Available records:
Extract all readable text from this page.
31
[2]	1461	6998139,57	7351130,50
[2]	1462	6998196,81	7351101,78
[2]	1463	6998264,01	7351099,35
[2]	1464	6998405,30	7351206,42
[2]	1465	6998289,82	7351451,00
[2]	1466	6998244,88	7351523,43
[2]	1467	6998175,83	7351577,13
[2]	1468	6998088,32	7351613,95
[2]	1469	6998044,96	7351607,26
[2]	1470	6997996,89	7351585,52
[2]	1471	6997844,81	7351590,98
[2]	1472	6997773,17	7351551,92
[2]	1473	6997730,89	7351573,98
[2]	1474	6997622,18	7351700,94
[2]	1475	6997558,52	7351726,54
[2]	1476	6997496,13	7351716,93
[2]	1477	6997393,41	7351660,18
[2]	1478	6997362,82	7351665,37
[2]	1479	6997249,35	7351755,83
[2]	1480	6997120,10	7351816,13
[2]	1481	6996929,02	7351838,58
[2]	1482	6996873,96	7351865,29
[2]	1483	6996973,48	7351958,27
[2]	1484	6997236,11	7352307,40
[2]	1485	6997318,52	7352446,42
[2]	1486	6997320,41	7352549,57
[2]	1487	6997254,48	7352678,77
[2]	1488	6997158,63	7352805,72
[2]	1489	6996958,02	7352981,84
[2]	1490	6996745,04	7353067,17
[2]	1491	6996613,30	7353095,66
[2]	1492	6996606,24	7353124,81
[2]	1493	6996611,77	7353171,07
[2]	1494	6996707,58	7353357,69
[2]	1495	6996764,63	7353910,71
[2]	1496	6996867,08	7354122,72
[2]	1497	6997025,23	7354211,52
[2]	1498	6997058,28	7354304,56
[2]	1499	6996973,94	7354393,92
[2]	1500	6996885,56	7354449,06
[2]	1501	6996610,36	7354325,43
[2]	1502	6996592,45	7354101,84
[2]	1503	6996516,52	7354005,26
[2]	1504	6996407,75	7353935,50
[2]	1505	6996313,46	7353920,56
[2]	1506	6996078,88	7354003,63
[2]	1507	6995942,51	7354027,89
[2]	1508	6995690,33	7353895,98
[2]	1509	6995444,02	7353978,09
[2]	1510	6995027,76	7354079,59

Stated problem: Copy out each record from above, exactly.

Completed task:
Extract all readable text from this page.
31
[2]	1461	6998139,57	7351130,50
[2]	1462	6998196,81	7351101,78
[2]	1463	6998264,01	7351099,35
[2]	1464	6998405,30	7351206,42
[2]	1465	6998289,82	7351451,00
[2]	1466	6998244,88	7351523,43
[2]	1467	6998175,83	7351577,13
[2]	1468	6998088,32	7351613,95
[2]	1469	6998044,96	7351607,26
[2]	1470	6997996,89	7351585,52
[2]	1471	6997844,81	7351590,98
[2]	1472	6997773,17	7351551,92
[2]	1473	6997730,89	7351573,98
[2]	1474	6997622,18	7351700,94
[2]	1475	6997558,52	7351726,54
[2]	1476	6997496,13	7351716,93
[2]	1477	6997393,41	7351660,18
[2]	1478	6997362,82	7351665,37
[2]	1479	6997249,35	7351755,83
[2]	1480	6997120,10	7351816,13
[2]	1481	6996929,02	7351838,58
[2]	1482	6996873,96	7351865,29
[2]	1483	6996973,48	7351958,27
[2]	1484	6997236,11	7352307,40
[2]	1485	6997318,52	7352446,42
[2]	1486	6997320,41	7352549,57
[2]	1487	6997254,48	7352678,77
[2]	1488	6997158,63	7352805,72
[2]	1489	6996958,02	7352981,84
[2]	1490	6996745,04	7353067,17
[2]	1491	6996613,30	7353095,66
[2]	1492	6996606,24	7353124,81
[2]	1493	6996611,77	7353171,07
[2]	1494	6996707,58	7353357,69
[2]	1495	6996764,63	7353910,71
[2]	1496	6996867,08	7354122,72
[2]	1497	6997025,23	7354211,52
[2]	1498	6997058,28	7354304,56
[2]	1499	6996973,94	7354393,92
[2]	1500	6996885,56	7354449,06
[2]	1501	6996610,36	7354325,43
[2]	1502	6996592,45	7354101,84
[2]	1503	6996516,52	7354005,26
[2]	1504	6996407,75	7353935,50
[2]	1505	6996313,46	7353920,56
[2]	1506	6996078,88	7354003,63
[2]	1507	6995942,51	7354027,89
[2]	1508	6995690,33	7353895,98
[2]	1509	6995444,02	7353978,09
[2]	1510	6995027,76	7354079,59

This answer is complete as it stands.